• _The problem_: Gather up the lines that contain "Bills".

• _Exercise data_:
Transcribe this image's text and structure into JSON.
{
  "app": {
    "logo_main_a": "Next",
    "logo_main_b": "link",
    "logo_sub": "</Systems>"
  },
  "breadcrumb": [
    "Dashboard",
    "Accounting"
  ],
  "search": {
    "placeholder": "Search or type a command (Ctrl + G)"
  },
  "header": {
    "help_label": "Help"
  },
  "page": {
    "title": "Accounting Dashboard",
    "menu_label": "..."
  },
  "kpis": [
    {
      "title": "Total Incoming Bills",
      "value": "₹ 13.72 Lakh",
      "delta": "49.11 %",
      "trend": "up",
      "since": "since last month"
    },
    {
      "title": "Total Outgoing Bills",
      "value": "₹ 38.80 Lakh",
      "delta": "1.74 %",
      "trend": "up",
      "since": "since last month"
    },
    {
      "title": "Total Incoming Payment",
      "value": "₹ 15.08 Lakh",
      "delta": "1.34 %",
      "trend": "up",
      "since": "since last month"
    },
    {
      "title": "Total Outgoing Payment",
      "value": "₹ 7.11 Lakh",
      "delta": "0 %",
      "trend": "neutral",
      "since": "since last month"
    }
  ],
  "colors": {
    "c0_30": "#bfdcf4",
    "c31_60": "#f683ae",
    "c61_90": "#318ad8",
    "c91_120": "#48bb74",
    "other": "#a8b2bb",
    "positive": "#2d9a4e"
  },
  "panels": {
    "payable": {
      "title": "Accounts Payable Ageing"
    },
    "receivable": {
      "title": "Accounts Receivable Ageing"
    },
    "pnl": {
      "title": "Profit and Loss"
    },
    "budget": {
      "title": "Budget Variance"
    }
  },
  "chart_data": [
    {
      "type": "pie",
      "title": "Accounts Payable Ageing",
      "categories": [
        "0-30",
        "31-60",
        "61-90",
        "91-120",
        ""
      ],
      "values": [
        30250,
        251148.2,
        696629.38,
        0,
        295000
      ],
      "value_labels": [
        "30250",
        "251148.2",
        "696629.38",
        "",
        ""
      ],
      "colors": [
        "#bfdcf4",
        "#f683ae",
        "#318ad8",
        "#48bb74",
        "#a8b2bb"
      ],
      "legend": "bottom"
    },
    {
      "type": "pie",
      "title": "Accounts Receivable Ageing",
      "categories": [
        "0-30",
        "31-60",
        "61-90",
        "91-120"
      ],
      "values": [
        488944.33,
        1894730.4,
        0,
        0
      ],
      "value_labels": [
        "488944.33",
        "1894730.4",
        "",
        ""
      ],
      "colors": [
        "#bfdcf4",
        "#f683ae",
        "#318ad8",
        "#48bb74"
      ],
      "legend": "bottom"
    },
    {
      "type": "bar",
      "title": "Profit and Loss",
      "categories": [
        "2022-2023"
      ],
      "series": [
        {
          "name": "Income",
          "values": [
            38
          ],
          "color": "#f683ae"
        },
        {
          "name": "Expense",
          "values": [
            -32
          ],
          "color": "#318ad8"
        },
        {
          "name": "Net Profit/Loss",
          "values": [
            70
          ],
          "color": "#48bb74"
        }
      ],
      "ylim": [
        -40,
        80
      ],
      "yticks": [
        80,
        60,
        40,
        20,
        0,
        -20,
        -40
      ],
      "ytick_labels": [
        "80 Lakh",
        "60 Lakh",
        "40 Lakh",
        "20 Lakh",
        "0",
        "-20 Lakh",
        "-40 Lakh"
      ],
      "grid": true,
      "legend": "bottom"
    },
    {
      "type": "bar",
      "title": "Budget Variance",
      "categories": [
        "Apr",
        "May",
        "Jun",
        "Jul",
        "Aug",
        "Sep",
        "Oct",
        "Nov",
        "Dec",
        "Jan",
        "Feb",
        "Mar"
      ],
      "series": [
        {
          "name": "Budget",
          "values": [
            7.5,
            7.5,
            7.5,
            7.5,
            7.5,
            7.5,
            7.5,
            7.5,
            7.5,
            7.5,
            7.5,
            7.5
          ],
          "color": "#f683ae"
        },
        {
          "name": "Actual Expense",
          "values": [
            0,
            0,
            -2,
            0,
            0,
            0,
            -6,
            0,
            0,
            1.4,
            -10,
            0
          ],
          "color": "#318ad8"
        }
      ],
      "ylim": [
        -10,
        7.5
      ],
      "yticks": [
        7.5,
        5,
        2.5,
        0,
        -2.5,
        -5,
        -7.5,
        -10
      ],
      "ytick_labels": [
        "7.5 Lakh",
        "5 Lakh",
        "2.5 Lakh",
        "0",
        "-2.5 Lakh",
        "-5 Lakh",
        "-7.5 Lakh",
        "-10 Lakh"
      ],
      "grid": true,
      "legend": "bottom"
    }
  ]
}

• _Exercise solution_:
      "title": "Total Incoming Bills",
      "title": "Total Outgoing Bills",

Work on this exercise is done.